→ **What is needed**:
Collect every line in the records below that contains the word "name".

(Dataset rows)

__________________________________________________

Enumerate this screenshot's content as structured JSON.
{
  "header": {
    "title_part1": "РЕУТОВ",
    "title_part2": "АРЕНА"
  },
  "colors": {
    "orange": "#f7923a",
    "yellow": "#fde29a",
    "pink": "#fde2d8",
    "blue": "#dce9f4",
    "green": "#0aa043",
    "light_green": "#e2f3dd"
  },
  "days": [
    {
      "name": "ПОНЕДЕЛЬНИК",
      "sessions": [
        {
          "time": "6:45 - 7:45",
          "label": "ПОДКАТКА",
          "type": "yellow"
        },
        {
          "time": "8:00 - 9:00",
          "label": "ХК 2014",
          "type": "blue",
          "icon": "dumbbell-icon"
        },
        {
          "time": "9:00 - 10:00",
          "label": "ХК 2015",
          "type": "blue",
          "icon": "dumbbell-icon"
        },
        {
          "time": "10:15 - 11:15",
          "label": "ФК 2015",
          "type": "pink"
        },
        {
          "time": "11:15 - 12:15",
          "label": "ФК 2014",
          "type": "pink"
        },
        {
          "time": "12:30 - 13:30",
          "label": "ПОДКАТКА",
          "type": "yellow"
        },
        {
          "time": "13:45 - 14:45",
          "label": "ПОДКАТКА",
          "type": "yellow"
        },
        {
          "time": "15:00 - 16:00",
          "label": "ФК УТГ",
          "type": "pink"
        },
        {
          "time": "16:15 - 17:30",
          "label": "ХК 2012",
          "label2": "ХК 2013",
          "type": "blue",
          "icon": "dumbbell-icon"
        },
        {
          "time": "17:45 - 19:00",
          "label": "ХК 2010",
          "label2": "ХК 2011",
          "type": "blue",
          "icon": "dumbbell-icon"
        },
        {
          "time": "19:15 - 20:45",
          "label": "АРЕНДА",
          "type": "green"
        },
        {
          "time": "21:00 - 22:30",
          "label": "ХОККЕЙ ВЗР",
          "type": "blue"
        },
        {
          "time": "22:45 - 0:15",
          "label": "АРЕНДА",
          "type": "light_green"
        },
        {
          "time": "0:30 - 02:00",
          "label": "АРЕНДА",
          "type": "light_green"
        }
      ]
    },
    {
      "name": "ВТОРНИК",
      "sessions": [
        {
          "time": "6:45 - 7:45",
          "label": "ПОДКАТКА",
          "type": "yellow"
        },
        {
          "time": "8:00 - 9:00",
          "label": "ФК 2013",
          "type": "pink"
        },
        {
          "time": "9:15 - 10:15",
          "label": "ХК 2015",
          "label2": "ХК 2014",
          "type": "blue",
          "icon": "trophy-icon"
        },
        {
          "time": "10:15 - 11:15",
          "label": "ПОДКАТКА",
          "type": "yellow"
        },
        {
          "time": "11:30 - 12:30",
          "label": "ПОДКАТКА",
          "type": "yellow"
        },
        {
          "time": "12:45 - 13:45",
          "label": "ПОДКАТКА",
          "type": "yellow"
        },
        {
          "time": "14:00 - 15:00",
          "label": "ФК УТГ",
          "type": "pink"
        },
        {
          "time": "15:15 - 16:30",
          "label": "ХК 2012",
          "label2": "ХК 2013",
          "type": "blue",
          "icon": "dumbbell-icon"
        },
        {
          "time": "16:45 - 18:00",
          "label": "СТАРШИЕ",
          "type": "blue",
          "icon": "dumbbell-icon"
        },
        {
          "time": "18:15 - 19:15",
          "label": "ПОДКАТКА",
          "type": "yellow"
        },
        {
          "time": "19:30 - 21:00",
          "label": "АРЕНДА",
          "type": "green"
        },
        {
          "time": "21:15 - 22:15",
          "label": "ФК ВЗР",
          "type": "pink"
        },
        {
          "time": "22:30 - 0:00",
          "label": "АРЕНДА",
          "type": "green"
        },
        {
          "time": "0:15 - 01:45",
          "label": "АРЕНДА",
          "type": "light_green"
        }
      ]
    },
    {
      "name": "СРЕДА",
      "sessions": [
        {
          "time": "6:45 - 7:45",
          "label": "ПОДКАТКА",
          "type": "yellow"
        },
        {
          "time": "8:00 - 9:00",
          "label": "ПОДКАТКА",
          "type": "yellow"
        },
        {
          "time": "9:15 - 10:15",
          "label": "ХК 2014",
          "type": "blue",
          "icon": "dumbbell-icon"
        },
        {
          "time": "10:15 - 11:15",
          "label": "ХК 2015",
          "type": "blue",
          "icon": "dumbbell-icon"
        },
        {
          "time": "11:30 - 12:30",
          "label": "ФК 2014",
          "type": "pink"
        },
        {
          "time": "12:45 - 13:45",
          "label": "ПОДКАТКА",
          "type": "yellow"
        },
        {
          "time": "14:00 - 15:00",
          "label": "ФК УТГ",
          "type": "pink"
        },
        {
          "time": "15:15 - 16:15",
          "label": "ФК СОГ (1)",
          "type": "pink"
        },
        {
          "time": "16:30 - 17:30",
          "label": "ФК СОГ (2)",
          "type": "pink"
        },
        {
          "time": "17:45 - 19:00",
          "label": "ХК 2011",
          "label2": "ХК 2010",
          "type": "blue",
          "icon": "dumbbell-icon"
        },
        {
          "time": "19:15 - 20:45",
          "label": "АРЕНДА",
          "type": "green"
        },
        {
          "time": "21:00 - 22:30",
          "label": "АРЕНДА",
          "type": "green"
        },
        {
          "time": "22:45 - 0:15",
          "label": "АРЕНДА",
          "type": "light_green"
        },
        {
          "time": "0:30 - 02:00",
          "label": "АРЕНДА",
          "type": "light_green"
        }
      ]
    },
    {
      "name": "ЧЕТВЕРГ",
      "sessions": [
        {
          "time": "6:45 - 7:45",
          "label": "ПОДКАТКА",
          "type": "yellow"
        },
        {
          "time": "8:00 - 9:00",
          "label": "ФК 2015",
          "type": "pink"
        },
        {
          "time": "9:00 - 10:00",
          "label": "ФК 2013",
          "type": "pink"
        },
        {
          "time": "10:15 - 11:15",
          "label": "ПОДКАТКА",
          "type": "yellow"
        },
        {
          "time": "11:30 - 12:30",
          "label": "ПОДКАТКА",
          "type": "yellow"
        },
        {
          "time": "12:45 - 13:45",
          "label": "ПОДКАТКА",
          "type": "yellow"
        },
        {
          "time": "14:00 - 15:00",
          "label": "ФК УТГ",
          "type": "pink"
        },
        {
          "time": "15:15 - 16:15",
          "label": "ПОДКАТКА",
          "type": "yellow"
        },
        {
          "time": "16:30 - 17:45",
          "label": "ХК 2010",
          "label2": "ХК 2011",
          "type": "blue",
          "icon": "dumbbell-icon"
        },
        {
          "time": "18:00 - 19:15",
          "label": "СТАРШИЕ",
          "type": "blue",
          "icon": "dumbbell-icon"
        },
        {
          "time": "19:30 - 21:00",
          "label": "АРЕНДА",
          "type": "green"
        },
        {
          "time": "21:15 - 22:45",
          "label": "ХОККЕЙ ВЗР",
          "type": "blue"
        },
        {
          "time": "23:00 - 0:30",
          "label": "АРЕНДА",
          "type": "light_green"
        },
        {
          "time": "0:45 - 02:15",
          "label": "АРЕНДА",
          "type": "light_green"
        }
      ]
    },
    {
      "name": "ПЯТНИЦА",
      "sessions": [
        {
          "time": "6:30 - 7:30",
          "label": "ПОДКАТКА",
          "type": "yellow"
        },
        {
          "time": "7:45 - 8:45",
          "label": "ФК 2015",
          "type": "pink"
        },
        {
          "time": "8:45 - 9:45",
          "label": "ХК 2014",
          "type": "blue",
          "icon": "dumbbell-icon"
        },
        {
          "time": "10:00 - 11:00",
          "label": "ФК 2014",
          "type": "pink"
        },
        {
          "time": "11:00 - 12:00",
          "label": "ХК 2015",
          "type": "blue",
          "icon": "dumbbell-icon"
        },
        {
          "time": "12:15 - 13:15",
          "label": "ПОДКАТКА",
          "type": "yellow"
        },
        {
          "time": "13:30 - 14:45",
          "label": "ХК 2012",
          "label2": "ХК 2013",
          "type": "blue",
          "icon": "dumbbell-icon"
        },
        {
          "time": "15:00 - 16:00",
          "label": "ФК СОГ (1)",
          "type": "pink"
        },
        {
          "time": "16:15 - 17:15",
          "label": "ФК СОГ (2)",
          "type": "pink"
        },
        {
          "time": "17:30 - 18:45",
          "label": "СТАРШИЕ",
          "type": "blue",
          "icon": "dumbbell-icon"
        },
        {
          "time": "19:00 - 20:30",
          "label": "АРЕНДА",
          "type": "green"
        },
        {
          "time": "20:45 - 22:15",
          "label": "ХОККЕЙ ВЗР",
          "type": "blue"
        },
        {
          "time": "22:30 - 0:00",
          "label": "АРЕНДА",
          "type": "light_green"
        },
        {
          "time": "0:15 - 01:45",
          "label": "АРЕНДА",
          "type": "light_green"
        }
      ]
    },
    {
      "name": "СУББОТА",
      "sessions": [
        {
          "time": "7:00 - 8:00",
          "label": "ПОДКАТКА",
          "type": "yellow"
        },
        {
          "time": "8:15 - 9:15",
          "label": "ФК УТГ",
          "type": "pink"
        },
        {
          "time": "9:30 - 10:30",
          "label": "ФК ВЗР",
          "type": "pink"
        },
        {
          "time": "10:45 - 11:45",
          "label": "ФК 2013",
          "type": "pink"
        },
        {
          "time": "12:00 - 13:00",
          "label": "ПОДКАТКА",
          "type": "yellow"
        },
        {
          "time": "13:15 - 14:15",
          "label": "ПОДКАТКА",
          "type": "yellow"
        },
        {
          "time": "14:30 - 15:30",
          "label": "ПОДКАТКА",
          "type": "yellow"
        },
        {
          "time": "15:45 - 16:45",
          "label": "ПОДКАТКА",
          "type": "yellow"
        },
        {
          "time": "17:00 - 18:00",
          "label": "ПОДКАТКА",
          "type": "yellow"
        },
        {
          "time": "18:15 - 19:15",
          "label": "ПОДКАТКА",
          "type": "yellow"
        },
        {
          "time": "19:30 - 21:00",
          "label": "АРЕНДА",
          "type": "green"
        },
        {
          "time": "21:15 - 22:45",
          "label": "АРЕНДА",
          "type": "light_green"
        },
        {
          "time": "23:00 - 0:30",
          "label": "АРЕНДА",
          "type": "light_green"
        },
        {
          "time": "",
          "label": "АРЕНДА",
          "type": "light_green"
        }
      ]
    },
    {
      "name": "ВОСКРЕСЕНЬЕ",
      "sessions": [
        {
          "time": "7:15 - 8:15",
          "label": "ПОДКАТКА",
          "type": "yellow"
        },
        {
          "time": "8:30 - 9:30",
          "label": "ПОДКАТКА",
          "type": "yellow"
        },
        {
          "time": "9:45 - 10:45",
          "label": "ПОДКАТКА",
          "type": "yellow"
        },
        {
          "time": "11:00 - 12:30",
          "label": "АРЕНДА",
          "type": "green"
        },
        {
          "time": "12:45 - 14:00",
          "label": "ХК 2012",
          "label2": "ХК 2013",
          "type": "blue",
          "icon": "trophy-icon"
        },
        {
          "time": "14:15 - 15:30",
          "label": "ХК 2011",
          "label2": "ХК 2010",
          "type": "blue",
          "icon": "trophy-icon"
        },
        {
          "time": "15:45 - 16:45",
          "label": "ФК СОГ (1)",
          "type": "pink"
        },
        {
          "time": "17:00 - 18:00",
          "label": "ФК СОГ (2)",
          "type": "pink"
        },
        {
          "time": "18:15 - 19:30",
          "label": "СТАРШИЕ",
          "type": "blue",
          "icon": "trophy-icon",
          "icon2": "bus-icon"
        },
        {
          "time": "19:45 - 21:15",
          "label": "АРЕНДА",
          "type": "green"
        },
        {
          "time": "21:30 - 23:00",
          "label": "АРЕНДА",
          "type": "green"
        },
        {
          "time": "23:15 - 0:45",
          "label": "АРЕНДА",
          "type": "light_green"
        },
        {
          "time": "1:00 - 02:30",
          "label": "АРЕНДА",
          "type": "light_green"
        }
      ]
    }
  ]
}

__________________________________________________

→ **Answer in full**:
      "name": "ПОНЕДЕЛЬНИК",
      "name": "ВТОРНИК",
      "name": "СРЕДА",
      "name": "ЧЕТВЕРГ",
      "name": "ПЯТНИЦА",
      "name": "СУББОТА",
      "name": "ВОСКРЕСЕНЬЕ",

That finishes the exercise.